» What is being asked:
Can you output the records below exactly as they are written?

Stored data entries:
○ ○ ○ ○
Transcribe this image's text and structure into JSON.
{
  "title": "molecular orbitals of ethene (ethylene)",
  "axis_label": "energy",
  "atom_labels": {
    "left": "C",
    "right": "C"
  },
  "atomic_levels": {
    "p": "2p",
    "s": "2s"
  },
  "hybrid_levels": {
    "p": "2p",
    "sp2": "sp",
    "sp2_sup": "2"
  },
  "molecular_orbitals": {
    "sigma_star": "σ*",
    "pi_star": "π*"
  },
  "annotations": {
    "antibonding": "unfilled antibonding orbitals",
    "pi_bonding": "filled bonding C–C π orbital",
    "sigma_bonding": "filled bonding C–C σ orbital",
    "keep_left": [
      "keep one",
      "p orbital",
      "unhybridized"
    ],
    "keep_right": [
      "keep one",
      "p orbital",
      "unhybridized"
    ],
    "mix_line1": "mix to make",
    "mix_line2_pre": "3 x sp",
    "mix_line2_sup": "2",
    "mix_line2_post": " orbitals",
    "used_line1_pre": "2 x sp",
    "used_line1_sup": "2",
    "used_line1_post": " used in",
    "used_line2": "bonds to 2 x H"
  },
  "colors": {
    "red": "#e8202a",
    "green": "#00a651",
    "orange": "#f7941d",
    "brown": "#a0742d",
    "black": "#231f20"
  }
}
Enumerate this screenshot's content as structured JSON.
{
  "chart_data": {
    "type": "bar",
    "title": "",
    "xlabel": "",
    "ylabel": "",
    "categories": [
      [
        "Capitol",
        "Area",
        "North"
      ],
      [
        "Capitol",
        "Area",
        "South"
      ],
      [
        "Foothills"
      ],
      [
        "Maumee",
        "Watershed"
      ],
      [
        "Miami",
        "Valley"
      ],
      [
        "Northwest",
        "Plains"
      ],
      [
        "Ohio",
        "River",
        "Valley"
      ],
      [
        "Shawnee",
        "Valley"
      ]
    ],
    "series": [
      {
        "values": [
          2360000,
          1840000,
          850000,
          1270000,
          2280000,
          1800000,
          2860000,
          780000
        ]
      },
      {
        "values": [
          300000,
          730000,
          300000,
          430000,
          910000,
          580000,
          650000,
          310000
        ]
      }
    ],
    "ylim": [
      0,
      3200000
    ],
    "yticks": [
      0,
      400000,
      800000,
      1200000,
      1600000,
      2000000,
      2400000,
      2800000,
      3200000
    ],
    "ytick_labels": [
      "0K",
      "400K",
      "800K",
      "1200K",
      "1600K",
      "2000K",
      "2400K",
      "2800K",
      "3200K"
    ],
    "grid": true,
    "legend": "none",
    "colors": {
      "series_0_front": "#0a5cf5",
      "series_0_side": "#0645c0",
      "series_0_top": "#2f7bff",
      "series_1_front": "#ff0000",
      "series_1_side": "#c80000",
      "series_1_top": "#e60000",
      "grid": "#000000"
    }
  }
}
○ ○ ○ ○
» Response to this task:
Transcribe this image's text and structure into JSON.
{
  "title": "molecular orbitals of ethene (ethylene)",
  "axis_label": "energy",
  "atom_labels": {
    "left": "C",
    "right": "C"
  },
  "atomic_levels": {
    "p": "2p",
    "s": "2s"
  },
  "hybrid_levels": {
    "p": "2p",
    "sp2": "sp",
    "sp2_sup": "2"
  },
  "molecular_orbitals": {
    "sigma_star": "σ*",
    "pi_star": "π*"
  },
  "annotations": {
    "antibonding": "unfilled antibonding orbitals",
    "pi_bonding": "filled bonding C–C π orbital",
    "sigma_bonding": "filled bonding C–C σ orbital",
    "keep_left": [
      "keep one",
      "p orbital",
      "unhybridized"
    ],
    "keep_right": [
      "keep one",
      "p orbital",
      "unhybridized"
    ],
    "mix_line1": "mix to make",
    "mix_line2_pre": "3 x sp",
    "mix_line2_sup": "2",
    "mix_line2_post": " orbitals",
    "used_line1_pre": "2 x sp",
    "used_line1_sup": "2",
    "used_line1_post": " used in",
    "used_line2": "bonds to 2 x H"
  },
  "colors": {
    "red": "#e8202a",
    "green": "#00a651",
    "orange": "#f7941d",
    "brown": "#a0742d",
    "black": "#231f20"
  }
}
Enumerate this screenshot's content as structured JSON.
{
  "chart_data": {
    "type": "bar",
    "title": "",
    "xlabel": "",
    "ylabel": "",
    "categories": [
      [
        "Capitol",
        "Area",
        "North"
      ],
      [
        "Capitol",
        "Area",
        "South"
      ],
      [
        "Foothills"
      ],
      [
        "Maumee",
        "Watershed"
      ],
      [
        "Miami",
        "Valley"
      ],
      [
        "Northwest",
        "Plains"
      ],
      [
        "Ohio",
        "River",
        "Valley"
      ],
      [
        "Shawnee",
        "Valley"
      ]
    ],
    "series": [
      {
        "values": [
          2360000,
          1840000,
          850000,
          1270000,
          2280000,
          1800000,
          2860000,
          780000
        ]
      },
      {
        "values": [
          300000,
          730000,
          300000,
          430000,
          910000,
          580000,
          650000,
          310000
        ]
      }
    ],
    "ylim": [
      0,
      3200000
    ],
    "yticks": [
      0,
      400000,
      800000,
      1200000,
      1600000,
      2000000,
      2400000,
      2800000,
      3200000
    ],
    "ytick_labels": [
      "0K",
      "400K",
      "800K",
      "1200K",
      "1600K",
      "2000K",
      "2400K",
      "2800K",
      "3200K"
    ],
    "grid": true,
    "legend": "none",
    "colors": {
      "series_0_front": "#0a5cf5",
      "series_0_side": "#0645c0",
      "series_0_top": "#2f7bff",
      "series_1_front": "#ff0000",
      "series_1_side": "#c80000",
      "series_1_top": "#e60000",
      "grid": "#000000"
    }
  }
}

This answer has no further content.